*** Records to use ***
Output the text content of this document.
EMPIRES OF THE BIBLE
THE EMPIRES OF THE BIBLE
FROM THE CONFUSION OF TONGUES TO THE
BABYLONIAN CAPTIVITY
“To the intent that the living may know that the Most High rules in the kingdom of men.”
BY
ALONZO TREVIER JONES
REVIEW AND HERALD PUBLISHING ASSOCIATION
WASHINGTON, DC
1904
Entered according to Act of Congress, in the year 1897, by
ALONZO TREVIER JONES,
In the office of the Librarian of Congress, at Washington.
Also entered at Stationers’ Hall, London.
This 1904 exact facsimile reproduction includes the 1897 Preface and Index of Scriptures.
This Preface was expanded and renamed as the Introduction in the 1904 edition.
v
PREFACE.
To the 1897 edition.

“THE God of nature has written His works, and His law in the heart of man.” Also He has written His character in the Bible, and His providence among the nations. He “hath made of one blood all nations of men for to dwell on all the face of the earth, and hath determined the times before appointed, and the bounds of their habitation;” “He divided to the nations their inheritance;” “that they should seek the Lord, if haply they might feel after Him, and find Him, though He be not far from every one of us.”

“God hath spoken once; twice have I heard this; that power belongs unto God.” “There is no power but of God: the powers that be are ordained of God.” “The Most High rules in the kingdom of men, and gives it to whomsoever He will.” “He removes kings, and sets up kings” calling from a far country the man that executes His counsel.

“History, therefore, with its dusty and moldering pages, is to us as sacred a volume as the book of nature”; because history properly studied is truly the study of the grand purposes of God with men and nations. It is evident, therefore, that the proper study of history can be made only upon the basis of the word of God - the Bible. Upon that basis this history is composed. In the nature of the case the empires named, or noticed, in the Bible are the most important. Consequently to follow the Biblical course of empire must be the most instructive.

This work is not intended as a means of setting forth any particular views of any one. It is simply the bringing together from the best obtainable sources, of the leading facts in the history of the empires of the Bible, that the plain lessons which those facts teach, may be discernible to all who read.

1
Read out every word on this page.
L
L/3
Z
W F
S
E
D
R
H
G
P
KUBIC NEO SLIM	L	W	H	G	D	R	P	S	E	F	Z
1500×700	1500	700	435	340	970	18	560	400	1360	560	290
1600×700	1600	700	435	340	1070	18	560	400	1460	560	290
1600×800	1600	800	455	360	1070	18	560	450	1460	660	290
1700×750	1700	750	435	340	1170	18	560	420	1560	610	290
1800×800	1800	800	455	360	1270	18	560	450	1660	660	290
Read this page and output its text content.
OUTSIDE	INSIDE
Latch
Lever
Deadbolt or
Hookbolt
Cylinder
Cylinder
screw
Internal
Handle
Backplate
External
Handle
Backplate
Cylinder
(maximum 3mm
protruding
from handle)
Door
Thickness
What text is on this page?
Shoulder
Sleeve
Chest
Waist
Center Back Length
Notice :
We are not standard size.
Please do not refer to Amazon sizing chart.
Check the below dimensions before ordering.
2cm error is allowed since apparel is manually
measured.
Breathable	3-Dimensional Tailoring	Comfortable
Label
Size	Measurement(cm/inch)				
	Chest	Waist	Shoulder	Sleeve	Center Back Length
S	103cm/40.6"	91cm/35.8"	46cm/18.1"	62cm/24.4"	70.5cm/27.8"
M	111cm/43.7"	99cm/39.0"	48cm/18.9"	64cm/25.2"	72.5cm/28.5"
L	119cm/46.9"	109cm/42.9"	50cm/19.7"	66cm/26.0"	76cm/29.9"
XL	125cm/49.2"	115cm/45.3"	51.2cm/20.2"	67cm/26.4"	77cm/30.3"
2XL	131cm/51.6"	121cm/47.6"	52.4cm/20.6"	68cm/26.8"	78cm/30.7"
***
- **The exercise**
Send back every record, precisely as written.

- **Solution to this exercise**
Output the text content of this document.
EMPIRES OF THE BIBLE
THE EMPIRES OF THE BIBLE
FROM THE CONFUSION OF TONGUES TO THE
BABYLONIAN CAPTIVITY
“To the intent that the living may know that the Most High rules in the kingdom of men.”
BY
ALONZO TREVIER JONES
REVIEW AND HERALD PUBLISHING ASSOCIATION
WASHINGTON, DC
1904
Entered according to Act of Congress, in the year 1897, by
ALONZO TREVIER JONES,
In the office of the Librarian of Congress, at Washington.
Also entered at Stationers’ Hall, London.
This 1904 exact facsimile reproduction includes the 1897 Preface and Index of Scriptures.
This Preface was expanded and renamed as the Introduction in the 1904 edition.
v
PREFACE.
To the 1897 edition.

“THE God of nature has written His works, and His law in the heart of man.” Also He has written His character in the Bible, and His providence among the nations. He “hath made of one blood all nations of men for to dwell on all the face of the earth, and hath determined the times before appointed, and the bounds of their habitation;” “He divided to the nations their inheritance;” “that they should seek the Lord, if haply they might feel after Him, and find Him, though He be not far from every one of us.”

“God hath spoken once; twice have I heard this; that power belongs unto God.” “There is no power but of God: the powers that be are ordained of God.” “The Most High rules in the kingdom of men, and gives it to whomsoever He will.” “He removes kings, and sets up kings” calling from a far country the man that executes His counsel.

“History, therefore, with its dusty and moldering pages, is to us as sacred a volume as the book of nature”; because history properly studied is truly the study of the grand purposes of God with men and nations. It is evident, therefore, that the proper study of history can be made only upon the basis of the word of God - the Bible. Upon that basis this history is composed. In the nature of the case the empires named, or noticed, in the Bible are the most important. Consequently to follow the Biblical course of empire must be the most instructive.

This work is not intended as a means of setting forth any particular views of any one. It is simply the bringing together from the best obtainable sources, of the leading facts in the history of the empires of the Bible, that the plain lessons which those facts teach, may be discernible to all who read.

1
Read out every word on this page.
L
L/3
Z
W F
S
E
D
R
H
G
P
KUBIC NEO SLIM	L	W	H	G	D	R	P	S	E	F	Z
1500×700	1500	700	435	340	970	18	560	400	1360	560	290
1600×700	1600	700	435	340	1070	18	560	400	1460	560	290
1600×800	1600	800	455	360	1070	18	560	450	1460	660	290
1700×750	1700	750	435	340	1170	18	560	420	1560	610	290
1800×800	1800	800	455	360	1270	18	560	450	1660	660	290
Read this page and output its text content.
OUTSIDE	INSIDE
Latch
Lever
Deadbolt or
Hookbolt
Cylinder
Cylinder
screw
Internal
Handle
Backplate
External
Handle
Backplate
Cylinder
(maximum 3mm
protruding
from handle)
Door
Thickness
What text is on this page?
Shoulder
Sleeve
Chest
Waist
Center Back Length
Notice :
We are not standard size.
Please do not refer to Amazon sizing chart.
Check the below dimensions before ordering.
2cm error is allowed since apparel is manually
measured.
Breathable	3-Dimensional Tailoring	Comfortable
Label
Size	Measurement(cm/inch)				
	Chest	Waist	Shoulder	Sleeve	Center Back Length
S	103cm/40.6"	91cm/35.8"	46cm/18.1"	62cm/24.4"	70.5cm/27.8"
M	111cm/43.7"	99cm/39.0"	48cm/18.9"	64cm/25.2"	72.5cm/28.5"
L	119cm/46.9"	109cm/42.9"	50cm/19.7"	66cm/26.0"	76cm/29.9"
XL	125cm/49.2"	115cm/45.3"	51.2cm/20.2"	67cm/26.4"	77cm/30.3"
2XL	131cm/51.6"	121cm/47.6"	52.4cm/20.6"	68cm/26.8"	78cm/30.7"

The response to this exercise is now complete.